The request: Extract the portion of the article on Future Generation's charitable giving between "Future Generation’s social" and "experience by age 11.", inclusive.

Given passage:

* Start *

Dr Philip Lowe, former governor of the Reserve Bank of Australia and now chair of Future Generation Australia (FGX), said there were compelling reasons to act.
“Severe childhood trauma has lifelong and profound impacts. Australians who experience childhood maltreatment and abuse are far more likely to face physical and mental health problems; social, behavioural and educational issues; and to have high health service utilisation. Not only is this devastating for the individuals involved, but it is costing the Australian economy tens of billions of dollars each year,” Dr Lowe said.
“Childhood is the foundation for life and really affects a person’s future trajectory. At Future Generation, we believe that every Australian child deserves the opportunity that a safe and positive childhood offers – and I know our shareholders do too.”
For over a decade, Future Generation’s philanthropic model has granted a 1% share of its $1 billion asset base each year to charities. The firm is expected to have distributed $100 million in grants by 2030.
This week, Future Generation invited expressions of interest from not-for-profits addressing child maltreatment. The deadline for applications for funding is December 9.
While Future Generation’s global and Australian investment arms primarily aim to make a profit, a significant secondary goal is to give, with a focus on supporting children and youth at risk. Currently two dozen organisations are listed as Future Generation’s “social impact partners”.
Until now, Future Generation’s Australian investment arm has provided help to a mix of foundations, funds and organisations focused on youth and children.
Since 2014, it has provided $43 million for organisations such as the Raise Foundation, the Australian Children’s Music Foundation and Giant Steps. In 2023, Future Generation Australia gave $5.2 million to its social impact partners.
But the beneficiary mix is set to change, a review of Future Generation Australia’s social impact goals having led the organisation to decide to divert more funds to tackle severe childhood trauma.
"Despite compelling evidence about the scale of adverse childhood experiences and their lifelong impacts, the response by governments remains piecemeal and reactive."
Another recipient of Future Generation Australia's youth-focused help has been the Raise Foundation, which provides youth mentoring programs aimed at early intervention.
Future Generation’s social impact strategy aims to fund areas with a high potential for social good that are overlooked or underfunded by other donors, particularly governments.
The call for public expressions of interest is a first for Future Generation Australia and was influenced by last year’s landmark Australian Child Maltreatment Study (ACMS).
The ACMS study, which surveyed 8,500 Australians, found that more than a quarter of young people aged 16–24 had experienced between three and five types of abuse during childhood.
Supporting findings from the Australian Institute of Family Studies showed that 72% of Australian children had been exposed to at least one adverse childhood experience by age 11.

* End *

A block of data:
* Start *

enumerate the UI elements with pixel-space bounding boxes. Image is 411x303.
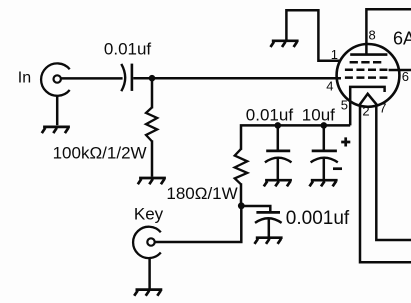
svg-text:6AG7: 6AG7 bbox=[393, 28, 411, 48]
svg-text:8: 8 bbox=[369, 28, 376, 43]
svg-text:5: 5 bbox=[341, 98, 348, 113]
svg-text:10uf: 10uf bbox=[302, 106, 335, 125]
svg-text:1: 1 bbox=[331, 47, 338, 62]
svg-text:0.001uf: 0.001uf bbox=[286, 208, 350, 229]
svg-text:0.01uf: 0.01uf bbox=[104, 40, 152, 59]
svg-text:In: In bbox=[18, 69, 31, 86]
svg-text:Key: Key bbox=[134, 205, 164, 224]
svg-text:2: 2 bbox=[362, 104, 369, 119]
svg-text:100kΩ/1/2W: 100kΩ/1/2W bbox=[53, 144, 147, 163]
svg-text:4: 4 bbox=[326, 79, 333, 94]
svg-text:180Ω/1W: 180Ω/1W bbox=[166, 184, 237, 203]
svg-text:6: 6 bbox=[402, 69, 409, 84]
svg-text:0.01uf: 0.01uf bbox=[246, 106, 294, 125]
svg-text:7: 7 bbox=[379, 101, 386, 116]
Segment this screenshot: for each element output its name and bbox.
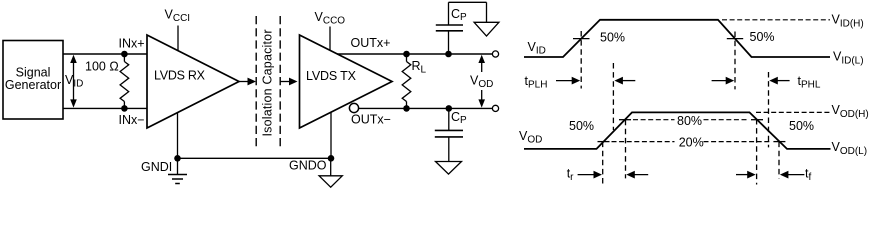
svg-text:VID(L): VID(L) — [833, 50, 864, 67]
wire CP top to ground — [449, 1, 487, 3]
svg-text:GNDO: GNDO — [289, 159, 327, 173]
dashed reference line input fall 50% — [734, 32, 736, 90]
20% tick on output rise — [598, 141, 610, 143]
V_CCI supply label and wire — [165, 8, 191, 51]
ground GNDO (isolated triangle) — [319, 158, 342, 187]
terminal OUTx+ — [492, 51, 498, 57]
node OUTx- / RL — [403, 105, 410, 112]
wire OUTx+ from TX to load — [337, 53, 492, 55]
20% tick on output fall — [773, 141, 785, 143]
20% dashed level line — [612, 141, 772, 143]
svg-text:LVDS TX: LVDS TX — [306, 69, 357, 83]
t_r arrow right — [626, 171, 648, 179]
wire arrow RX output to barrier — [239, 78, 256, 86]
svg-text:50%: 50% — [750, 30, 775, 44]
t_PLH arrow left — [556, 77, 580, 85]
node GNDO — [328, 155, 335, 162]
op-amp U1 LVDS RX — [147, 35, 239, 128]
wire RX to GNDI — [177, 113, 179, 159]
ground bus wire GNDI to GNDO — [178, 157, 332, 159]
wire INx- from generator to RX — [63, 107, 147, 109]
dashed reference line input rise 50% — [580, 31, 582, 89]
80% tick on output fall — [751, 119, 763, 121]
t_PHL arrow left — [712, 77, 735, 85]
svg-text:GNDI: GNDI — [141, 160, 172, 174]
wire OUTx- from TX to load — [359, 107, 493, 109]
node OUTx+ / RL — [403, 51, 410, 58]
50% tick on input rise — [573, 38, 590, 40]
svg-text:20%: 20% — [679, 135, 704, 149]
V_CCO supply label and wire — [315, 10, 346, 50]
t_f arrow left — [736, 171, 756, 179]
svg-text:tf: tf — [805, 167, 811, 184]
dashed reference line t_f end 20% — [778, 142, 780, 179]
svg-text:LVDS RX: LVDS RX — [154, 69, 206, 83]
svg-text:VOD: VOD — [470, 74, 493, 91]
V_OD measurement arrow — [470, 55, 493, 108]
svg-text:CP: CP — [451, 7, 467, 23]
svg-text:INx−: INx− — [119, 113, 145, 127]
ground bottom right (isolated triangle) — [436, 162, 462, 175]
svg-text:tPLH: tPLH — [525, 74, 548, 91]
dashed reference line output rise 50% — [612, 63, 614, 130]
svg-text:50%: 50% — [569, 119, 594, 133]
inversion bubble on OUTx- — [349, 103, 358, 112]
svg-text:VID(H): VID(H) — [832, 13, 864, 30]
svg-text:50%: 50% — [600, 31, 625, 45]
isolation barrier dashed line right — [279, 16, 281, 150]
t_r arrow left — [578, 171, 602, 179]
resistor R termination 100 ohm — [120, 54, 129, 108]
svg-text:CP: CP — [451, 110, 467, 126]
V_OD(H) dashed level line — [756, 111, 830, 113]
svg-text:100 Ω: 100 Ω — [85, 59, 119, 73]
capacitor CP top — [436, 2, 467, 54]
svg-text:RL: RL — [412, 59, 427, 76]
80% dashed level line — [633, 119, 749, 121]
svg-text:Generator: Generator — [5, 78, 61, 92]
waveform V_ID input — [524, 20, 830, 57]
svg-text:80%: 80% — [677, 114, 702, 128]
dashed reference line t_r end 80% — [625, 120, 627, 179]
wire INx+ from generator to RX — [63, 53, 147, 55]
svg-text:VCCO: VCCO — [315, 10, 346, 27]
ground top right (isolated triangle) — [474, 2, 499, 36]
svg-text:INx+: INx+ — [119, 37, 145, 51]
svg-text:tr: tr — [567, 167, 574, 184]
dashed reference line output fall 50% — [768, 72, 770, 147]
terminal OUTx- — [492, 105, 498, 111]
V_ID(H) dashed level line — [722, 19, 830, 21]
resistor RL — [402, 54, 426, 108]
svg-text:VOD: VOD — [519, 129, 542, 146]
50% tick on input fall — [727, 38, 743, 40]
svg-text:VID: VID — [65, 73, 83, 90]
node junction INx- — [121, 105, 128, 112]
capacitor CP bottom — [435, 108, 467, 161]
V_ID measurement arrow — [65, 55, 83, 108]
t_f arrow right — [780, 171, 805, 179]
node junction INx+ — [121, 51, 128, 58]
svg-text:VID: VID — [528, 40, 546, 57]
svg-text:OUTx+: OUTx+ — [351, 36, 391, 50]
isolation barrier dashed line left — [255, 16, 257, 150]
ground GNDI (3-bar earth) — [168, 158, 187, 183]
t_PHL arrow right — [769, 77, 789, 85]
op-amp U2 LVDS TX — [300, 35, 393, 128]
svg-text:VOD(H): VOD(H) — [832, 103, 869, 120]
svg-text:VOD(L): VOD(L) — [832, 140, 868, 157]
wire TX to GNDO — [330, 112, 332, 158]
svg-text:tPHL: tPHL — [798, 74, 821, 91]
dashed reference line t_r start 20% — [602, 142, 604, 185]
svg-text:OUTx−: OUTx− — [351, 112, 391, 126]
node CP bottom — [446, 105, 453, 112]
t_PLH arrow right — [614, 77, 635, 85]
node CP top — [445, 51, 452, 58]
signal generator box — [3, 41, 63, 120]
dashed reference line t_f start 80% — [756, 119, 758, 185]
80% tick on output rise — [619, 119, 631, 121]
wire arrow barrier to TX input — [280, 78, 297, 86]
node GNDI — [174, 155, 181, 162]
svg-text:Isolation Capacitor: Isolation Capacitor — [261, 30, 275, 137]
svg-text:50%: 50% — [789, 119, 814, 133]
waveform V_OD output — [524, 112, 831, 148]
svg-text:VCCI: VCCI — [165, 8, 191, 25]
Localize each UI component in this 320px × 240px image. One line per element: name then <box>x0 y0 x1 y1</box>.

* End *

The solution:
Future Generation’s social impact strategy aims to fund areas with a high potential for social good that are overlooked or underfunded by other donors, particularly governments.
The call for public expressions of interest is a first for Future Generation Australia and was influenced by last year’s landmark Australian Child Maltreatment Study (ACMS).
The ACMS study, which surveyed 8,500 Australians, found that more than a quarter of young people aged 16–24 had experienced between three and five types of abuse during childhood.
Supporting findings from the Australian Institute of Family Studies showed that 72% of Australian children had been exposed to at least one adverse childhood experience by age 11.